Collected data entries
Start
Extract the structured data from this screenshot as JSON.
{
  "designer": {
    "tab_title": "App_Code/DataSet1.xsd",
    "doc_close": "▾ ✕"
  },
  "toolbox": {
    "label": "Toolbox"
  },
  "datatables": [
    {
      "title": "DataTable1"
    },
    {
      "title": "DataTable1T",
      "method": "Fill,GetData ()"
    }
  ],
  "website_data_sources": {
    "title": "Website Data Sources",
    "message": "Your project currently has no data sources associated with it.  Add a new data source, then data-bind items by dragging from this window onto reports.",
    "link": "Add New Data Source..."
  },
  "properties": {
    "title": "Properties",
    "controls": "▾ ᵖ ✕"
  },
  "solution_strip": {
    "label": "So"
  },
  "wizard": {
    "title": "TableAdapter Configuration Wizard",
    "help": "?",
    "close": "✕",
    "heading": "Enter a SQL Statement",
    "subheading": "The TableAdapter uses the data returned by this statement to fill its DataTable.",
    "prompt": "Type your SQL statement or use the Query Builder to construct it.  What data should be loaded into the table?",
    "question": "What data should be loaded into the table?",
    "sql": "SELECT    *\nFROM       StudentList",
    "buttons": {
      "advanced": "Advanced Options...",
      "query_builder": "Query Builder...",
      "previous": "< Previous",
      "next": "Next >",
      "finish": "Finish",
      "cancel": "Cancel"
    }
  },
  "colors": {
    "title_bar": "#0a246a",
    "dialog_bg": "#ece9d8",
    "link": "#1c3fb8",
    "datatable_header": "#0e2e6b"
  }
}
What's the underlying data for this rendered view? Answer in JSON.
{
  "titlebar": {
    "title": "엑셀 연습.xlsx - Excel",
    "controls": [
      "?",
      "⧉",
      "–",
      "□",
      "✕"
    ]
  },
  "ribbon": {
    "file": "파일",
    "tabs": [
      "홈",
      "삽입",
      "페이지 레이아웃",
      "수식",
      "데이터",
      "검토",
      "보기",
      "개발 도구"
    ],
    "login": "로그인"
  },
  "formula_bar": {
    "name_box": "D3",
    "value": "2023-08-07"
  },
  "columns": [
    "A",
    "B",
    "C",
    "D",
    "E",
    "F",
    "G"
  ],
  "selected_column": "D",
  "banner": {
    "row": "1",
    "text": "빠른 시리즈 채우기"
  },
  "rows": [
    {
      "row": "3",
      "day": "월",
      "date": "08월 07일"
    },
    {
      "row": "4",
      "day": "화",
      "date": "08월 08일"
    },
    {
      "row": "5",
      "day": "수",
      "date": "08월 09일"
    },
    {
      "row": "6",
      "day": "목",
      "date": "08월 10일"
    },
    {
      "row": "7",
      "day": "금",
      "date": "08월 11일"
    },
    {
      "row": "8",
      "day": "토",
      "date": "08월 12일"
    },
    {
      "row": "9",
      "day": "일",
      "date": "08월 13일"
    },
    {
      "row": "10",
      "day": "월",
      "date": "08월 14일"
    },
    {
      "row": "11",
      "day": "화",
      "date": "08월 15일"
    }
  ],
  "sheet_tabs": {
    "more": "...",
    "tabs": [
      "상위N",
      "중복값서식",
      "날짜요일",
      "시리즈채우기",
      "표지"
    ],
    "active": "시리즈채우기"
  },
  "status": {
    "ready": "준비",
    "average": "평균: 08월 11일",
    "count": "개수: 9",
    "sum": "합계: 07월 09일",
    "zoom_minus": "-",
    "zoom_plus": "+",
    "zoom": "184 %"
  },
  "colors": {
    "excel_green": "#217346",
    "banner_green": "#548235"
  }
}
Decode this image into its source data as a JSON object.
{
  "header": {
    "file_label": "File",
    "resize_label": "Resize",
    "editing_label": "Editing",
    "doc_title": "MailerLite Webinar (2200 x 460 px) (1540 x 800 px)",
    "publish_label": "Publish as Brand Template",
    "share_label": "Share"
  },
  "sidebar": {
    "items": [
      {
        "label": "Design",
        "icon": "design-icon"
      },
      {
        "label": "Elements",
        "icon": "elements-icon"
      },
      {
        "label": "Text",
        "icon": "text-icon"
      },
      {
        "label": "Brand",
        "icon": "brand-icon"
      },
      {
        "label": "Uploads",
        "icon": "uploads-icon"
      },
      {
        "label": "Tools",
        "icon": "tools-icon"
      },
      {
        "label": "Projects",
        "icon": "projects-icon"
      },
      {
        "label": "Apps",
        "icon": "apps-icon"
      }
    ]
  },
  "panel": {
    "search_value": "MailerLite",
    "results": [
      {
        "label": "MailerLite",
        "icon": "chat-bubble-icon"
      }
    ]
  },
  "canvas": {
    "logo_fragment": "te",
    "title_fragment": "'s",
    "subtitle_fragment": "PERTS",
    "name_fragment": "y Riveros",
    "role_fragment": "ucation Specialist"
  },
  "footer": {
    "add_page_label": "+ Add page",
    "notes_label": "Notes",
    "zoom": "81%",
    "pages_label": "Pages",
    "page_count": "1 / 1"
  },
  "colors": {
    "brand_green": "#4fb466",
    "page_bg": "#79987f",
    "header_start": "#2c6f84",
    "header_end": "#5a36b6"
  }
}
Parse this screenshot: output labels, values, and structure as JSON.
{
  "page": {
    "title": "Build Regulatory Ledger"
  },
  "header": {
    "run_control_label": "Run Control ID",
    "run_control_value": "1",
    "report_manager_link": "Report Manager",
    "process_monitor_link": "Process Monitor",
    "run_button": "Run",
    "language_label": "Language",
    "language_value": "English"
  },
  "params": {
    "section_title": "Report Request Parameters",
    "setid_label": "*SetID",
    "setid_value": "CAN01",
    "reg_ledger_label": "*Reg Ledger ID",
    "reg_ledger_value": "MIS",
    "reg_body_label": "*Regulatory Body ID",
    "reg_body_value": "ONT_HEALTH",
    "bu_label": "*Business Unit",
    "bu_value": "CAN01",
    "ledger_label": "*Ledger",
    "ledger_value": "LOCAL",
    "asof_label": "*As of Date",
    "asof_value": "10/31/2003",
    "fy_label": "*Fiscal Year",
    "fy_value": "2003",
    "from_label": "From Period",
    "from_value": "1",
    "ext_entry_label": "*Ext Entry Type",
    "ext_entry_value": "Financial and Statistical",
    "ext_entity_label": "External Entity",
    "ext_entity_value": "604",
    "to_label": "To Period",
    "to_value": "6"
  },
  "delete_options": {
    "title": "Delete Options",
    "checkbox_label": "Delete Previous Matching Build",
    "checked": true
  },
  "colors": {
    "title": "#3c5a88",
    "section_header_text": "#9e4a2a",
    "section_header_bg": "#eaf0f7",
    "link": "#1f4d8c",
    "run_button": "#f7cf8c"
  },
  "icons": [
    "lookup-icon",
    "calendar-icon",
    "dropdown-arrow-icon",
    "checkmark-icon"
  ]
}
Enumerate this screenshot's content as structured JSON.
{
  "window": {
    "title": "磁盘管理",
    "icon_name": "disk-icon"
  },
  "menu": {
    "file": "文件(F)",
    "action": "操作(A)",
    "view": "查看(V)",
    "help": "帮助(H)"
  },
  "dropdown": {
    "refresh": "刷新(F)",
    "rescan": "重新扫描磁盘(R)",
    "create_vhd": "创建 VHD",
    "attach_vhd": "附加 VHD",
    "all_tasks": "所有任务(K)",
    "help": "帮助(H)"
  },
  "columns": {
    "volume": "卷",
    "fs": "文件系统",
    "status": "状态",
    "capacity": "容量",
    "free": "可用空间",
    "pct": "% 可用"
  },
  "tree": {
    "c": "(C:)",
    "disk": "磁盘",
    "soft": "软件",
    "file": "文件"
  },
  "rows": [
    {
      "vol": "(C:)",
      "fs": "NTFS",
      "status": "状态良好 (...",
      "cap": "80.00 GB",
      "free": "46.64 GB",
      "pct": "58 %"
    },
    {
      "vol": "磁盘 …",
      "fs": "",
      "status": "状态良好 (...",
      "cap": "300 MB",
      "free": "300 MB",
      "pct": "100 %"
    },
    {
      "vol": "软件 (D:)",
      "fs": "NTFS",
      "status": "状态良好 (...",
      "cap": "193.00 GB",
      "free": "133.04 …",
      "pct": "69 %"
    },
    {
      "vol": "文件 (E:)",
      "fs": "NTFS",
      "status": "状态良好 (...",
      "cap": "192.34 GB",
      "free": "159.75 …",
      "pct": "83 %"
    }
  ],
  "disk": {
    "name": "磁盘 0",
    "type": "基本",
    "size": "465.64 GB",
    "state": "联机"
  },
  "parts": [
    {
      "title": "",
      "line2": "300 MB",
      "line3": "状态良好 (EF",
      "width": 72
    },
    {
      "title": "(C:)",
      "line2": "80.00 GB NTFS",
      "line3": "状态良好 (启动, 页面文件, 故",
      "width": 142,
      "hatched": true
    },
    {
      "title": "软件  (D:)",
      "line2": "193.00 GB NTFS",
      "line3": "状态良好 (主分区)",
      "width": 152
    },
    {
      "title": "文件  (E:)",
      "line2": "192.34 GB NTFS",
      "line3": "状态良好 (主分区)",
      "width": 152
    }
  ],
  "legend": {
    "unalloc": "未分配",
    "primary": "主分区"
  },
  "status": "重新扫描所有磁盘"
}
End
YOUR OBJECTIVE: Of all the lines above, how many contain "Previous"? Give the number and nothing more.

SOLUTION BELOW: 2